- Railway tracks near Sadar Bazar railway station

General information
- Location: Qutab Road, Sadar Bazar, Central Delhi, Delhi – 110006
- Coordinates: 28°39′31″N 77°13′00″E﻿ / ﻿28.6586°N 77.2168°E
- Elevation: 221 m (725 ft)
- System: Indian Railway and Delhi Suburban Railway station
- Owner: Indian Railways
- Platforms: 4 BG
- Tracks: 4 BG
- Connections: Red Line Tis Hazari

Construction
- Structure type: Standard (At-grade station)
◇ ◇ ◇ ◇ ◇
## [Task to complete]
Transcribe the Sadar Bazar railway station information exactly, from "General information" to "221 m (725 ft)".
◇ ◇ ◇ ◇ ◇
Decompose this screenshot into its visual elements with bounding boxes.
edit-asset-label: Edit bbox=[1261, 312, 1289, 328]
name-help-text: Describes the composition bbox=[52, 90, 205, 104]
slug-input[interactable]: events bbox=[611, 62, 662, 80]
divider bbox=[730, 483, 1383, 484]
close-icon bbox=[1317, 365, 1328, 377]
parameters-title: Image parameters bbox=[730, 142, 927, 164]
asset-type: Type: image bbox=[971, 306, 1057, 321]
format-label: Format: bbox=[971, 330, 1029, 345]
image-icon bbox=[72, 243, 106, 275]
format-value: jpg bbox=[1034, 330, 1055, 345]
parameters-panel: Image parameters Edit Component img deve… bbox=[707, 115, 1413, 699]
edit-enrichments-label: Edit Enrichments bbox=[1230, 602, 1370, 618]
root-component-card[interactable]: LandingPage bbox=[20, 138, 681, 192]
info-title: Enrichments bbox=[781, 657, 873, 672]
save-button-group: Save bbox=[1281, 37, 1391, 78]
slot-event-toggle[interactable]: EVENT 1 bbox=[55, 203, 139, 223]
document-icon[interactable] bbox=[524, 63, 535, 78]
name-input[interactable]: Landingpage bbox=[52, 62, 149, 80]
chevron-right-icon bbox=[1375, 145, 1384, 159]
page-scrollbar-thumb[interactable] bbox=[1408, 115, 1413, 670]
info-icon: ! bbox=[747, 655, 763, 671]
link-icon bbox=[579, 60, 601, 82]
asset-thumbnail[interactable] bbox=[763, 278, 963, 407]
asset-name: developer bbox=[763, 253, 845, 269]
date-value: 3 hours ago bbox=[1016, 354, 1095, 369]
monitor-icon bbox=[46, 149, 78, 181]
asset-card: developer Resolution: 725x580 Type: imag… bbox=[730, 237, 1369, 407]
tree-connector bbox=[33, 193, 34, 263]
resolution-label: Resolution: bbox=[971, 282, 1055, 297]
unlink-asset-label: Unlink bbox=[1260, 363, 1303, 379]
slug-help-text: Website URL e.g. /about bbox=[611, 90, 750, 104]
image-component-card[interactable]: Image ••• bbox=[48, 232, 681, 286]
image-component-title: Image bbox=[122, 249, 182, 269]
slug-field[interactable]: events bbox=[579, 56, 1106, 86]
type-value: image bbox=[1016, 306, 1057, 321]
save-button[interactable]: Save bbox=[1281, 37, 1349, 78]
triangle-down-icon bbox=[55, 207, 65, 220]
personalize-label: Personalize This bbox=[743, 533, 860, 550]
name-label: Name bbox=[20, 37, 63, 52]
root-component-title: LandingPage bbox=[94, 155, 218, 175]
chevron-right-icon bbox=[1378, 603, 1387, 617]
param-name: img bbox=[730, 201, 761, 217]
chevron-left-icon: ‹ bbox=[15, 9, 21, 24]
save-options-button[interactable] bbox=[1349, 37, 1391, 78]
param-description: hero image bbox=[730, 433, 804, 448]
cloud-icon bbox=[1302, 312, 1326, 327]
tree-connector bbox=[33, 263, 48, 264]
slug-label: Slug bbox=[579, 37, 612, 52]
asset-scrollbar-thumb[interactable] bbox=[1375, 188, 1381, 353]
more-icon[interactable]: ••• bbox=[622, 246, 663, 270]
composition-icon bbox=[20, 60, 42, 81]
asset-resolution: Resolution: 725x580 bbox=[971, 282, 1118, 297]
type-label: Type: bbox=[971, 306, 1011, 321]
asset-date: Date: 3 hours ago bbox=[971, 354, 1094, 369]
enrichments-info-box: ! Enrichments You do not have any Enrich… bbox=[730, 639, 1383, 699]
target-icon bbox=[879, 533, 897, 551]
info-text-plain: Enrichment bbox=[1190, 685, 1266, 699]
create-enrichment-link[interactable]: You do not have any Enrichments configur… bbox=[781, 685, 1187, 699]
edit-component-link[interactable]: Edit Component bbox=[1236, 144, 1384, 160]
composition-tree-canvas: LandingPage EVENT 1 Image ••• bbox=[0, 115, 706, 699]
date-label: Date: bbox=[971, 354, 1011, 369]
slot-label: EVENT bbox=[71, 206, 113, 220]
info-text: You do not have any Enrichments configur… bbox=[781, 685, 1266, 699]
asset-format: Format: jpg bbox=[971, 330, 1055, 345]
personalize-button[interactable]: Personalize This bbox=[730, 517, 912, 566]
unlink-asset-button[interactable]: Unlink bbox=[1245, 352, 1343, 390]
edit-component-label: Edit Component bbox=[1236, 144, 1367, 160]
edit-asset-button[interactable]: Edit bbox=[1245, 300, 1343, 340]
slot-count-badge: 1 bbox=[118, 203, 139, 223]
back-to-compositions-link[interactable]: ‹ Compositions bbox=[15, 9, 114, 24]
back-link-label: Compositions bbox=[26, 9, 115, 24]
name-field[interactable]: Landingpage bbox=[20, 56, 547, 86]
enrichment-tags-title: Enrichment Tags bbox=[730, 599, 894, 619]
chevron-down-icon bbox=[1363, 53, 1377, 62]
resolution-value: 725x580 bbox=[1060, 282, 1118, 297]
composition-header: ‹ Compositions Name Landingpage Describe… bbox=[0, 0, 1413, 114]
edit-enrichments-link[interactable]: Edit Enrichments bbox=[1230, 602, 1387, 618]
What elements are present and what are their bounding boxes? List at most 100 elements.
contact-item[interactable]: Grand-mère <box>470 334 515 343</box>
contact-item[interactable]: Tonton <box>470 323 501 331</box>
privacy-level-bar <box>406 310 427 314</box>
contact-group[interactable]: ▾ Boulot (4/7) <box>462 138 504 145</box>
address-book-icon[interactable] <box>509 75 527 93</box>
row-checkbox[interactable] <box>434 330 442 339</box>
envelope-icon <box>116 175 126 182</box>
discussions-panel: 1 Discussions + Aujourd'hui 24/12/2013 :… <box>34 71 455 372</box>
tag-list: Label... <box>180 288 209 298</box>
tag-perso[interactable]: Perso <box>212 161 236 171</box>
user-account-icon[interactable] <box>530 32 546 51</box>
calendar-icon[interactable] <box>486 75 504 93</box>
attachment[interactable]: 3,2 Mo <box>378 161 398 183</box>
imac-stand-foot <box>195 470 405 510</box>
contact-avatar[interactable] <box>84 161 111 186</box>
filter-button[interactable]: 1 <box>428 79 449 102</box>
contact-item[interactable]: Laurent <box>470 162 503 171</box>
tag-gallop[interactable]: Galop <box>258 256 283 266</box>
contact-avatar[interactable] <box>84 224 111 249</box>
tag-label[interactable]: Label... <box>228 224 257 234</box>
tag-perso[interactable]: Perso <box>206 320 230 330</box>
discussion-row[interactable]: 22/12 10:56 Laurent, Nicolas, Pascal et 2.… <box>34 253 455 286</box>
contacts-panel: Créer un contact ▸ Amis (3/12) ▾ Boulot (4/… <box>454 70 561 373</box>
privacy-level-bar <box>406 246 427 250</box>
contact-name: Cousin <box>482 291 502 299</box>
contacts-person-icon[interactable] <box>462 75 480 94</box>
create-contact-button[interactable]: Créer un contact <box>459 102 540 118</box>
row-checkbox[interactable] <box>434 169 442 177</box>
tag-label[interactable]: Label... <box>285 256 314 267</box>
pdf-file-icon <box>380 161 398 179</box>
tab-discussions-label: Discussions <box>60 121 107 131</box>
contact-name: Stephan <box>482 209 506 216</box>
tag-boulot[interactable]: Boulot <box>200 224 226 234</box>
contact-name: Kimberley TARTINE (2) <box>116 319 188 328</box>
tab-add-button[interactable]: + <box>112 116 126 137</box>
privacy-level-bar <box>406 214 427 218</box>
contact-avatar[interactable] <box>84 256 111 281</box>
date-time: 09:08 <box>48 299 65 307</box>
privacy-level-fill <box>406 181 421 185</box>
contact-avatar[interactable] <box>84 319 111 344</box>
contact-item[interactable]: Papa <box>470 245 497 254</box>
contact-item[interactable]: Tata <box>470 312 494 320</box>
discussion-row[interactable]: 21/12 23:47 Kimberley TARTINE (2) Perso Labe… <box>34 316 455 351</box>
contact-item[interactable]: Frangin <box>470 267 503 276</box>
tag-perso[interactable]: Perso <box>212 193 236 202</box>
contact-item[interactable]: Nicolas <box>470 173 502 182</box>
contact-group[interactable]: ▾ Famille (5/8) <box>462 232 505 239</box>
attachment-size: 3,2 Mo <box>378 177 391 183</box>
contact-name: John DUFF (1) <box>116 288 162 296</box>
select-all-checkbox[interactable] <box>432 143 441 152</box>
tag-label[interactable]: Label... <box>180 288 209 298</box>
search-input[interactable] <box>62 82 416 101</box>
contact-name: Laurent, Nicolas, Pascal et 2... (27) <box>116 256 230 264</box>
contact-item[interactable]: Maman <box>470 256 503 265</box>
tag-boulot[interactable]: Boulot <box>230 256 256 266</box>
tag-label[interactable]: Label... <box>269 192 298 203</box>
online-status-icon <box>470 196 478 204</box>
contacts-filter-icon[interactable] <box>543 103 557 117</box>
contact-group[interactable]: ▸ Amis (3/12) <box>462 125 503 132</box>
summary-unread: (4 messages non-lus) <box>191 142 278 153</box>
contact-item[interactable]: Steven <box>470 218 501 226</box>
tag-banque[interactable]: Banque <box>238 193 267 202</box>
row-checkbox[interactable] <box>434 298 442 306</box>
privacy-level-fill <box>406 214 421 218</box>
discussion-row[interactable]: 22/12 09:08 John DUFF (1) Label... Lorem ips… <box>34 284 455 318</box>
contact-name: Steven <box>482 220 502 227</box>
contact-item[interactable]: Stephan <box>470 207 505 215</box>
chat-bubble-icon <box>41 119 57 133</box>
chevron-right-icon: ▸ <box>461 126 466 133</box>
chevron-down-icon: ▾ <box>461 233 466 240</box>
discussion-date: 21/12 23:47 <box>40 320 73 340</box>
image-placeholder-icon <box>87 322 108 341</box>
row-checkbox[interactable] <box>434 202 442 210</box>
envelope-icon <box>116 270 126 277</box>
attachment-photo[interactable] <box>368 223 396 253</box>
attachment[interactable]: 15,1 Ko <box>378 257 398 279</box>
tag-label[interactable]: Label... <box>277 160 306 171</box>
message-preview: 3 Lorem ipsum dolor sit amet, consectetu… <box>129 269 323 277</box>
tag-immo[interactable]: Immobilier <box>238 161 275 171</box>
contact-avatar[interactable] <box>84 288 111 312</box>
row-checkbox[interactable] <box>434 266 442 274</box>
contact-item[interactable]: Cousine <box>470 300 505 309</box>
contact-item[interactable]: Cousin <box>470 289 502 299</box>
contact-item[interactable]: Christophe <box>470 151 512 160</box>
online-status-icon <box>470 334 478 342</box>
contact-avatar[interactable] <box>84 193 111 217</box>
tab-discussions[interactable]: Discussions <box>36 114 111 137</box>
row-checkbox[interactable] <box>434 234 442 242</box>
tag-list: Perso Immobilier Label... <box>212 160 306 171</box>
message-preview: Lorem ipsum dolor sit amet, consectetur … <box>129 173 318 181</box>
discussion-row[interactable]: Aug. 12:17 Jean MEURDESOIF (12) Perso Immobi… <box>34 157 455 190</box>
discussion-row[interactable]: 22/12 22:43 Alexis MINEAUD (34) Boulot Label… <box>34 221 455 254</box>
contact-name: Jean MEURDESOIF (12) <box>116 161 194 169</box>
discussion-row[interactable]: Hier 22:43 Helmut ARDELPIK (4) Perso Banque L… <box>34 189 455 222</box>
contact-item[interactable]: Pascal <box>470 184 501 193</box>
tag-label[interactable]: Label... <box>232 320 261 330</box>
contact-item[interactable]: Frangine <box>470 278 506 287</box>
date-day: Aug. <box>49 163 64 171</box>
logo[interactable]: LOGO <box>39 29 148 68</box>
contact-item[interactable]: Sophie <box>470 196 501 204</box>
◇ ◇ ◇ ◇ ◇
## [Written response]
General information
- Location: Qutab Road, Sadar Bazar, Central Delhi, Delhi – 110006
- Coordinates: 28°39′31″N 77°13′00″E﻿ / ﻿28.6586°N 77.2168°E
- Elevation: 221 m (725 ft)